Scan the lines below; pull out those with "placement".

### RECORDS FOR THIS EXERCISE
= = = =
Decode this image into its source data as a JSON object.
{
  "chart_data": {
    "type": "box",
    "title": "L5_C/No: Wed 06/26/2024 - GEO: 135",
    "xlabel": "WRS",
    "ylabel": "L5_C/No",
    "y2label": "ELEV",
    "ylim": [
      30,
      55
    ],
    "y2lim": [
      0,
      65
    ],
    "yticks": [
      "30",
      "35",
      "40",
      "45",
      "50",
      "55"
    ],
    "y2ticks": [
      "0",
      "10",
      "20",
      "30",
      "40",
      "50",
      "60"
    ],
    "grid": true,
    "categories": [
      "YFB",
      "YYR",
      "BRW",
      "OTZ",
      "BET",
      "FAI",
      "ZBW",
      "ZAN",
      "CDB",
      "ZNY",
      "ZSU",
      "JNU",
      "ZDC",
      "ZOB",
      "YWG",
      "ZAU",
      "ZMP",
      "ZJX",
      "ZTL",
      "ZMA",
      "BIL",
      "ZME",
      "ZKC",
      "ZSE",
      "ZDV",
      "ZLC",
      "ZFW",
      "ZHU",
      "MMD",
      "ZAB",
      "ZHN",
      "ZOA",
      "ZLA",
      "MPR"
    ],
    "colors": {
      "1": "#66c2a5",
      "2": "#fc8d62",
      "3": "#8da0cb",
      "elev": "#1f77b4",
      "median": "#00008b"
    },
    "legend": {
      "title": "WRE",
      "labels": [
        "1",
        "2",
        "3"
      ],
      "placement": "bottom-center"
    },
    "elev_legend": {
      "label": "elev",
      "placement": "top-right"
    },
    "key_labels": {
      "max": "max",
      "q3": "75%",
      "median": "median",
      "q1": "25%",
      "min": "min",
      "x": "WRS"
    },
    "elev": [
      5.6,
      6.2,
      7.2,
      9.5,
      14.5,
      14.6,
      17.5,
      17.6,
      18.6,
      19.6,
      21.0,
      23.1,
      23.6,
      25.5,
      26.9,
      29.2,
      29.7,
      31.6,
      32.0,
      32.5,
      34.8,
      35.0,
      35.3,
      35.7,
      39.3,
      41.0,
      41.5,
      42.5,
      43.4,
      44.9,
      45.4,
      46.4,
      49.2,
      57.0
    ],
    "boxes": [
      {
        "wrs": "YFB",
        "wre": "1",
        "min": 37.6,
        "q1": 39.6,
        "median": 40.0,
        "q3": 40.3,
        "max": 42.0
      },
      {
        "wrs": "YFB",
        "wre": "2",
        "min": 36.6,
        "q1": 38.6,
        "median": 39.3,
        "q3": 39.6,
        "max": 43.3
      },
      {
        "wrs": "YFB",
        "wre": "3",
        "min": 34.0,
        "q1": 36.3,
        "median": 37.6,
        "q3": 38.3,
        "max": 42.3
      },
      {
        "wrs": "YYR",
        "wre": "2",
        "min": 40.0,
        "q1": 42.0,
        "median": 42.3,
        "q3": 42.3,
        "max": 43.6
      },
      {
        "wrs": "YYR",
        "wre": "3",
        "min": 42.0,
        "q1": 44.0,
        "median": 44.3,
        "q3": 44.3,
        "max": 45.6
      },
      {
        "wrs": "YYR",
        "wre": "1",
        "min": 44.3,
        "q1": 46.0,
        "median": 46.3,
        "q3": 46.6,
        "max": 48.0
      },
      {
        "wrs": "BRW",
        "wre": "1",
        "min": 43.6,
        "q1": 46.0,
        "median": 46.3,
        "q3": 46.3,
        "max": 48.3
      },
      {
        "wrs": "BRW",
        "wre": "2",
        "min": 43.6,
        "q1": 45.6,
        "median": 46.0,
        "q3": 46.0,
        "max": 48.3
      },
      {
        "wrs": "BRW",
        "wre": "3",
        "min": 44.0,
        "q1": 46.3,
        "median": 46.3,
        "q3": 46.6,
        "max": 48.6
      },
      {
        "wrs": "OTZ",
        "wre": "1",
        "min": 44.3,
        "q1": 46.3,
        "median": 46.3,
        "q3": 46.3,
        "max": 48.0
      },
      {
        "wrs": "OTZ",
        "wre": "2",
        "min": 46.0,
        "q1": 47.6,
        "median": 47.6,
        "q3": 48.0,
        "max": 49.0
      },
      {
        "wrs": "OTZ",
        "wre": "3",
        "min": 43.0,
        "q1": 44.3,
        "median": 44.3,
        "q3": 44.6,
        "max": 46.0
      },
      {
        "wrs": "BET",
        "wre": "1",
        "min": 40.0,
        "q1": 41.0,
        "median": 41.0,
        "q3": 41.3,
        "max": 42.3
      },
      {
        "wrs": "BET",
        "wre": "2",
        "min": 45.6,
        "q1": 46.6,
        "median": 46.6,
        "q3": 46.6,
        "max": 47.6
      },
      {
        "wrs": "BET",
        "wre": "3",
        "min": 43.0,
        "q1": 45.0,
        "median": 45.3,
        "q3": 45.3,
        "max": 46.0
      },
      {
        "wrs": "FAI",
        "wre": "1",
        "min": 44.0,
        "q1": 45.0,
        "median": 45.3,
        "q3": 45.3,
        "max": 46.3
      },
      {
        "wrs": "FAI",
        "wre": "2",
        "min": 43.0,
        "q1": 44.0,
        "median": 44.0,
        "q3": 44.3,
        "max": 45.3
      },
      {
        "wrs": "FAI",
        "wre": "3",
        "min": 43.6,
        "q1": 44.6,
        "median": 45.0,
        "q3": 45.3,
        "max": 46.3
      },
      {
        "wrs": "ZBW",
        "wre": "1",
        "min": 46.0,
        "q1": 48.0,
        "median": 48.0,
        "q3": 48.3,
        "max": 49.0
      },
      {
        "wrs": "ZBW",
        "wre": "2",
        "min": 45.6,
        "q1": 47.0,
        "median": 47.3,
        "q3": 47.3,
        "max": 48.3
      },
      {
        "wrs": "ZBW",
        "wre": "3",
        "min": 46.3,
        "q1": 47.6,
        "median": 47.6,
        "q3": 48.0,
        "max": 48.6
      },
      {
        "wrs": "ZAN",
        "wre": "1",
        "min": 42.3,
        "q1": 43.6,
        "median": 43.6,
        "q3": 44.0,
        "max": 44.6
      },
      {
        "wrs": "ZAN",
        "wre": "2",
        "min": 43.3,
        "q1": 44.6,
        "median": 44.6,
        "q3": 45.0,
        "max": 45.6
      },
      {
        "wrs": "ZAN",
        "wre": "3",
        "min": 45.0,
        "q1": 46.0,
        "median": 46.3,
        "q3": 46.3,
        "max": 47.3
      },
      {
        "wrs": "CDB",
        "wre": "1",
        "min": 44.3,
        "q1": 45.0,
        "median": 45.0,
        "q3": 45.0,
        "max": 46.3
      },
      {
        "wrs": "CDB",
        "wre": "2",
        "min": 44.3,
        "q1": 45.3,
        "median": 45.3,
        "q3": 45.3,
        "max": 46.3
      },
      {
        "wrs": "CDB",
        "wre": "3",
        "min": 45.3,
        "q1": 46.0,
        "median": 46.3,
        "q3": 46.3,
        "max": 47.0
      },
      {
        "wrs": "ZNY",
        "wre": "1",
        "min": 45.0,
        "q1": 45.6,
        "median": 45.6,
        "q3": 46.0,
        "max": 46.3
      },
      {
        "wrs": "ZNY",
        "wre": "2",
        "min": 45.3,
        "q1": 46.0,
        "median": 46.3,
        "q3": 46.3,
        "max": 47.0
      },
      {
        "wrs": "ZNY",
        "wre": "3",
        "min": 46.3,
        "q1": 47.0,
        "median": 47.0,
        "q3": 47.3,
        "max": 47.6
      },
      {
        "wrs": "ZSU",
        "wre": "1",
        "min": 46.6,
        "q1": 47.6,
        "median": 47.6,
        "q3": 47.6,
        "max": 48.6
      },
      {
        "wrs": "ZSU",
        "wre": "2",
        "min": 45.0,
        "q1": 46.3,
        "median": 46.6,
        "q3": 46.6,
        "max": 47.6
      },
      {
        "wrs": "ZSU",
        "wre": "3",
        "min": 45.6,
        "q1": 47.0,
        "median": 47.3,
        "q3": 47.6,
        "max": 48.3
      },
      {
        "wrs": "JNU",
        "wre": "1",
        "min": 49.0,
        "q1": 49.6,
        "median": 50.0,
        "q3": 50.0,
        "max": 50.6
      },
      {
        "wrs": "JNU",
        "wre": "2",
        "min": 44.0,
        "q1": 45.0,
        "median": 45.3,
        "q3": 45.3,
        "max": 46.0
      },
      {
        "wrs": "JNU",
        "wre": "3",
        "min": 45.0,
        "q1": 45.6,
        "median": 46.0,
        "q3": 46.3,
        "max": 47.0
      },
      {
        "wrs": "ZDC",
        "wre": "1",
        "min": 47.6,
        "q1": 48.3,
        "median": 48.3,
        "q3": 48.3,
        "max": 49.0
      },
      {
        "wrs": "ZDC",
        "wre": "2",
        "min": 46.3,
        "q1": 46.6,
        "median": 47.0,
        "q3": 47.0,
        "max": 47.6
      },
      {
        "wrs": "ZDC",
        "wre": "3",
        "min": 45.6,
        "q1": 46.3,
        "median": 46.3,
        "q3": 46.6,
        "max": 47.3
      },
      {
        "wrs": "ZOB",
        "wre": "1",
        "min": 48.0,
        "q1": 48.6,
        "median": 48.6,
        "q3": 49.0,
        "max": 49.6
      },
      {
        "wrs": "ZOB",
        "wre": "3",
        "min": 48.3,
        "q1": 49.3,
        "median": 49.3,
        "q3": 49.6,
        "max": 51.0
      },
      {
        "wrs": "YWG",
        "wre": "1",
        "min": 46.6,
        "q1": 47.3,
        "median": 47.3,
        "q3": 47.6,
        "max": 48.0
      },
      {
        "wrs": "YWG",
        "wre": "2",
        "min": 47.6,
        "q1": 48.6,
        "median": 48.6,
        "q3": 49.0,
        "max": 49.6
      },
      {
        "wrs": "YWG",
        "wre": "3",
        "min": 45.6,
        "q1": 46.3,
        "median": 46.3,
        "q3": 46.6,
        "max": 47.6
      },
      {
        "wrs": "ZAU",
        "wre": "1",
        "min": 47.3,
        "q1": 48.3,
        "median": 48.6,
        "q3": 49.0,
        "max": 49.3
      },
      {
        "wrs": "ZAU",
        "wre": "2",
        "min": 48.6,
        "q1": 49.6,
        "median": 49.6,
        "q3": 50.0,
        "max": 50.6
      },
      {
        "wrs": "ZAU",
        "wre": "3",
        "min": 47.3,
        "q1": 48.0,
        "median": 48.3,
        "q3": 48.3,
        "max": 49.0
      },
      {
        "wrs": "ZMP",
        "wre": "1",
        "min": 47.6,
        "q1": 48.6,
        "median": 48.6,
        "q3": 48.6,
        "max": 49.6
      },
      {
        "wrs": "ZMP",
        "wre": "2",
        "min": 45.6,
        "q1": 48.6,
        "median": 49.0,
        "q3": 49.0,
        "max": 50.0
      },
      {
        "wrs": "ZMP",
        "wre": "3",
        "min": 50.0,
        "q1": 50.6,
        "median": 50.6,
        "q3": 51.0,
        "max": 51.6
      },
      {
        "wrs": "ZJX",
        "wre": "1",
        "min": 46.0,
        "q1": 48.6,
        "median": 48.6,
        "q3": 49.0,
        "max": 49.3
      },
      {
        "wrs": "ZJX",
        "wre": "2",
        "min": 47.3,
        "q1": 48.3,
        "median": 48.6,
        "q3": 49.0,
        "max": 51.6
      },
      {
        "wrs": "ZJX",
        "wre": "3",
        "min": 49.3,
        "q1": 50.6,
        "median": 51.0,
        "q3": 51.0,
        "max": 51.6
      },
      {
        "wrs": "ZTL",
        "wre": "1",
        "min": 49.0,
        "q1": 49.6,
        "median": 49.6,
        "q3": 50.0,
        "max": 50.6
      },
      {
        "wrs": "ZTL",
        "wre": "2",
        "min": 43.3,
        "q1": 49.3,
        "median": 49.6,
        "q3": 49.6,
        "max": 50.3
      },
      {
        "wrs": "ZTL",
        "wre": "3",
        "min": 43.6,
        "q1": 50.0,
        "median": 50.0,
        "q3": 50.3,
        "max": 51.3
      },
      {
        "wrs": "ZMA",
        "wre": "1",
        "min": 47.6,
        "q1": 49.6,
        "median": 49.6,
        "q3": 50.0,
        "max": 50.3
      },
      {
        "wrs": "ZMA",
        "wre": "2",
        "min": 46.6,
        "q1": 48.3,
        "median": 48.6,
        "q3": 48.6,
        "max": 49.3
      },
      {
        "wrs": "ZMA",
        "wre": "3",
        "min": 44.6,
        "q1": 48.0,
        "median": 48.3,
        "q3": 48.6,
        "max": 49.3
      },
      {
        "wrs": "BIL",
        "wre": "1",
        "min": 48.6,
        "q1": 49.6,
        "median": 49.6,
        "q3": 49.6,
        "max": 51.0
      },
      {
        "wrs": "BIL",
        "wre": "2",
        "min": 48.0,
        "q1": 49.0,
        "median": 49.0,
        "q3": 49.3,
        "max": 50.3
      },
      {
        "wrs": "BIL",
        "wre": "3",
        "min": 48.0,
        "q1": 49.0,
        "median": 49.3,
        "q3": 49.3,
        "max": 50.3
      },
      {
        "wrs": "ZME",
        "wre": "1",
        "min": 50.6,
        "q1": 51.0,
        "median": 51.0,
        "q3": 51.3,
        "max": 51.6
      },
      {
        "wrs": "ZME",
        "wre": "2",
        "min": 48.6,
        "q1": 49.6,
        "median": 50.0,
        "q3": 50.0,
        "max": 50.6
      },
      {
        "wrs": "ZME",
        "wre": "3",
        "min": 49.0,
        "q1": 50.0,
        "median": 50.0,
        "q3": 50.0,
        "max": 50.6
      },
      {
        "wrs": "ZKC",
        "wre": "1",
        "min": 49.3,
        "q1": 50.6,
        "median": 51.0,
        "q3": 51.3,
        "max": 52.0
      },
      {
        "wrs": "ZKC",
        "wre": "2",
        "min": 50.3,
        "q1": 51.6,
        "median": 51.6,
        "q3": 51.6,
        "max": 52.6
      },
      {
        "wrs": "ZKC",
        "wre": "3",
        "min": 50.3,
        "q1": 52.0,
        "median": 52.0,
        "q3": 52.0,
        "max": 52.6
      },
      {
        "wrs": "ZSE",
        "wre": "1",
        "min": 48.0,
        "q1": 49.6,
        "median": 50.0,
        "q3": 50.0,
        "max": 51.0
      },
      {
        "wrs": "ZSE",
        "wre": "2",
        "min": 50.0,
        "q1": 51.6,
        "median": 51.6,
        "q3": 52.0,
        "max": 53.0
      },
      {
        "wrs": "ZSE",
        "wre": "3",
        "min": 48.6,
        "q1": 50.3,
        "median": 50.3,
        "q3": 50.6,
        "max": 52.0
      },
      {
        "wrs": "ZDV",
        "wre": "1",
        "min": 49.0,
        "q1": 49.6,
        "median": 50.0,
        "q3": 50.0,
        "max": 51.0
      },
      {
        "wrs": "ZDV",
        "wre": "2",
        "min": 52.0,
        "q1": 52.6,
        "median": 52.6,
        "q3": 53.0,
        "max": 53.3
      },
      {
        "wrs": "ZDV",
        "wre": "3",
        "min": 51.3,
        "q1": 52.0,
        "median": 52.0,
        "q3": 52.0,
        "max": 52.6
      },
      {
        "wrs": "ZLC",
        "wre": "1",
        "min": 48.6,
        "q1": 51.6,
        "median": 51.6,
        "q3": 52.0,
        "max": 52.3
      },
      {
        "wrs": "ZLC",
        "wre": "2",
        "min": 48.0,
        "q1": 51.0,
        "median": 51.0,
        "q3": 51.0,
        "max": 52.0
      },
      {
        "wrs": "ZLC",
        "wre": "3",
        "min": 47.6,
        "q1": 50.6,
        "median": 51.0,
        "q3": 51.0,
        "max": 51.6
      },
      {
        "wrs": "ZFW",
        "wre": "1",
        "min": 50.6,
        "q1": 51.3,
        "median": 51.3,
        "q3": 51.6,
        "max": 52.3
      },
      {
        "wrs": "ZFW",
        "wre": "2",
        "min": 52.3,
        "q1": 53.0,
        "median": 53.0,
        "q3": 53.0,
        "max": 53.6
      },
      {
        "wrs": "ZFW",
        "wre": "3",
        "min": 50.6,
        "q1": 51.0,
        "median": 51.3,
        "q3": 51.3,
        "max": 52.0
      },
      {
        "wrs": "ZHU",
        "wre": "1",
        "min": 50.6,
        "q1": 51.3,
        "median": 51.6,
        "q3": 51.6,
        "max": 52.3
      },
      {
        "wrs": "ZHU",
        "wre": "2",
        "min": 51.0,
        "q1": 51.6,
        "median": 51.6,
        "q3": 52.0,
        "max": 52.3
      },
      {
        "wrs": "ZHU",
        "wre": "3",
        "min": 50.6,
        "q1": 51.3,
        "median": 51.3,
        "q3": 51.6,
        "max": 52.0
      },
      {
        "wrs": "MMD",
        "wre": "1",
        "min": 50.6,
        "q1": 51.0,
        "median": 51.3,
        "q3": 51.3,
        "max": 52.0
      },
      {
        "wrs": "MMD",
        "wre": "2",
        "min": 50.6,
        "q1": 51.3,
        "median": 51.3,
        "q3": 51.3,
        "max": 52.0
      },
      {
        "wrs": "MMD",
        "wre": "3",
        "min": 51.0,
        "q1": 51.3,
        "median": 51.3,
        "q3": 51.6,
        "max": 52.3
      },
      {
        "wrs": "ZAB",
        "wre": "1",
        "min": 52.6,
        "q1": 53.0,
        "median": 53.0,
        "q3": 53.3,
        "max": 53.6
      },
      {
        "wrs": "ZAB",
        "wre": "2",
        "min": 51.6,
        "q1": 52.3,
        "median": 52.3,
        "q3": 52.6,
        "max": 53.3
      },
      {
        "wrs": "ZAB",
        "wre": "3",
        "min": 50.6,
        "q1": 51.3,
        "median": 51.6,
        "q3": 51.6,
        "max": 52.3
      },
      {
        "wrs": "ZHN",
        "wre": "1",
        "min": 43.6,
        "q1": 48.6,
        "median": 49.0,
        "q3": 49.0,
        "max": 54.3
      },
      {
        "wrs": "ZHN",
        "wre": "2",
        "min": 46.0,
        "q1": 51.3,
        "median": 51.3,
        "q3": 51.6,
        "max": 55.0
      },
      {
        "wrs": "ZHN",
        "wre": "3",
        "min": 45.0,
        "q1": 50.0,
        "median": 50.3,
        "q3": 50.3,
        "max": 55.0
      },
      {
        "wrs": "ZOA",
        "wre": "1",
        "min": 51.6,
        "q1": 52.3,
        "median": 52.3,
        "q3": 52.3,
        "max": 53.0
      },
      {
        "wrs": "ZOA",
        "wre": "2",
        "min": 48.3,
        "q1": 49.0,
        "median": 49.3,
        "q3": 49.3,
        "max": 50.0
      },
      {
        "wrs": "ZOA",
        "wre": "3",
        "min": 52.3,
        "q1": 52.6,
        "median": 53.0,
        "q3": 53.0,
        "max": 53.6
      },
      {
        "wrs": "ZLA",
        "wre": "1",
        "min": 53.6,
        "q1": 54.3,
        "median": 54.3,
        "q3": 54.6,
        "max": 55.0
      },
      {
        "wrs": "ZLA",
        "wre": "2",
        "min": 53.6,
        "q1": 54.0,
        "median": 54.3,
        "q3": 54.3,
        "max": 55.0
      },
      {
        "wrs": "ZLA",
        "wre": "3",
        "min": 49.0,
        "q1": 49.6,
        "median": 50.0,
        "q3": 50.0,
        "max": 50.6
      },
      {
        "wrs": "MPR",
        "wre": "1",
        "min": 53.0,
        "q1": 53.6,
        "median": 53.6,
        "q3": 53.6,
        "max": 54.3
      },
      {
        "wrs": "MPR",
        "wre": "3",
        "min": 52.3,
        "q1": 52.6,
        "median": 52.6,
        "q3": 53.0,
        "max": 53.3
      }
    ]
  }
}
= = = =
### TASK SOLUTION
      "placement": "bottom-center"
      "placement": "top-right"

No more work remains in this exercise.